INSTRUCTIONS FOR THE TASK: Copy every line from the records below that holds the word "Starfsdagur".

begin EXTRACTED DATA

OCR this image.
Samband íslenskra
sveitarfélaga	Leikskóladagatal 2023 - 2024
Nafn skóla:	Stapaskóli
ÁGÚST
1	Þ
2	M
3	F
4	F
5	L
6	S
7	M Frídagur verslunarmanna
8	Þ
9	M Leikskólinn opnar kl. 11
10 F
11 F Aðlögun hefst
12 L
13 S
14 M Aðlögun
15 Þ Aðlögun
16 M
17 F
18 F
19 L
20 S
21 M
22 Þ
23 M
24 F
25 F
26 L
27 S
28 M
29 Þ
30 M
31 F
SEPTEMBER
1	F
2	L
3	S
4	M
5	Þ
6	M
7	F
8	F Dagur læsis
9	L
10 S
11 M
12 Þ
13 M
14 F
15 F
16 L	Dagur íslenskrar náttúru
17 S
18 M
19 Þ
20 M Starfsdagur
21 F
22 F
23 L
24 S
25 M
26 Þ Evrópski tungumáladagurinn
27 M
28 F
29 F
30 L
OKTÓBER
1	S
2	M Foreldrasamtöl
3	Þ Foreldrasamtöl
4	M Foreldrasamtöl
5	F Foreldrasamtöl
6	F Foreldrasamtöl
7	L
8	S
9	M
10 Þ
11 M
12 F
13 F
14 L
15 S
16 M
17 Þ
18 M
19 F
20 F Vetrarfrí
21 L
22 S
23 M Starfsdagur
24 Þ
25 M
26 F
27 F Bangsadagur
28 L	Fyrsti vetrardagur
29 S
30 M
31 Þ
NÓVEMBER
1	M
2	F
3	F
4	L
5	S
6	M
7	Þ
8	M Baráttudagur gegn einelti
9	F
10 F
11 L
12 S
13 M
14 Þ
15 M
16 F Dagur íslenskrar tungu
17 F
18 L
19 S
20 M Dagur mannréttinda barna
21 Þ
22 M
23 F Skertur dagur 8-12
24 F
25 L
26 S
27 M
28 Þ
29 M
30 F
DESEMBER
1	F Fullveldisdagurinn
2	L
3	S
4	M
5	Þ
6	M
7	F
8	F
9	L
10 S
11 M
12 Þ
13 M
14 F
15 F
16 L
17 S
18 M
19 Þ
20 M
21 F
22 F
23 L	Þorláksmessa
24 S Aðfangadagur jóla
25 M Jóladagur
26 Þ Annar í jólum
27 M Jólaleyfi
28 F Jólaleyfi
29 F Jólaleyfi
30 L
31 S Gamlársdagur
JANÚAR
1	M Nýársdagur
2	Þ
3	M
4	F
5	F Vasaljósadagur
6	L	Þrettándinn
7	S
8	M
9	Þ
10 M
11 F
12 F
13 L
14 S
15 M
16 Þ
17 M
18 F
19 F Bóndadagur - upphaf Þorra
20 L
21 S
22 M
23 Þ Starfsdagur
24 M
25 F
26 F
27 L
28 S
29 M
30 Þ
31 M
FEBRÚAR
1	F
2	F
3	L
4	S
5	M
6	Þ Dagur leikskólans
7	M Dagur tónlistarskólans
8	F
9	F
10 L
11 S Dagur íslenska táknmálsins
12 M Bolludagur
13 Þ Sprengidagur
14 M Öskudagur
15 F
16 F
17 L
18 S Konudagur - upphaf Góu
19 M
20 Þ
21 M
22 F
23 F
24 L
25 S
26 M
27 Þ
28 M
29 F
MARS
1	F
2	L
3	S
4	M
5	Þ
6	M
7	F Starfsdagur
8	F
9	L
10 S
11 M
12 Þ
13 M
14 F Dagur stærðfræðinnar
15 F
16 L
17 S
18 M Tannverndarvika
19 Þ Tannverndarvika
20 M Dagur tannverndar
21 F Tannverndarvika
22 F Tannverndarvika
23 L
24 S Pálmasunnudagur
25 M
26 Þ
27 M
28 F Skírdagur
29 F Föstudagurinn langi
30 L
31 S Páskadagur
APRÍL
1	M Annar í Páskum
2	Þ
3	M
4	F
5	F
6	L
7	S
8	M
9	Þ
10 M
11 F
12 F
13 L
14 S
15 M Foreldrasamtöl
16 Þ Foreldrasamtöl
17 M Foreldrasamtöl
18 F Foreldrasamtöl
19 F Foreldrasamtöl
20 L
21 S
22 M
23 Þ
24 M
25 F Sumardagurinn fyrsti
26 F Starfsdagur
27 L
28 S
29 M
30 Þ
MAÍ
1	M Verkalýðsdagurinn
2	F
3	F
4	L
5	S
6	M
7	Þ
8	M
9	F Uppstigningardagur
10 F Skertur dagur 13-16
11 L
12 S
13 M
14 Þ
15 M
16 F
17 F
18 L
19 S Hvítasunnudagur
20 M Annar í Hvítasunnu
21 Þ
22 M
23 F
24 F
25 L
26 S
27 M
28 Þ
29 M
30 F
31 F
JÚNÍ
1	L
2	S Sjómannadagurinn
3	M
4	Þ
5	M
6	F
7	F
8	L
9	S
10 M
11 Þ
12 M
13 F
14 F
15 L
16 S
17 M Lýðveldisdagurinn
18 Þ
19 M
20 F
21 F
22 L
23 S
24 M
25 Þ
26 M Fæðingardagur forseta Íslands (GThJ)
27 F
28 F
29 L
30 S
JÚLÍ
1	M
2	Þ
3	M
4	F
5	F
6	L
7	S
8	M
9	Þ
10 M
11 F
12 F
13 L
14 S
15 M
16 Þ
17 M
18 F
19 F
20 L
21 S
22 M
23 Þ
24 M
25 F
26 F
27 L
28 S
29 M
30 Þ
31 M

end EXTRACTED DATA

ANSWER TO THE TASK:
20 M Starfsdagur
23 M Starfsdagur
23 Þ Starfsdagur
7	F Starfsdagur
26 F Starfsdagur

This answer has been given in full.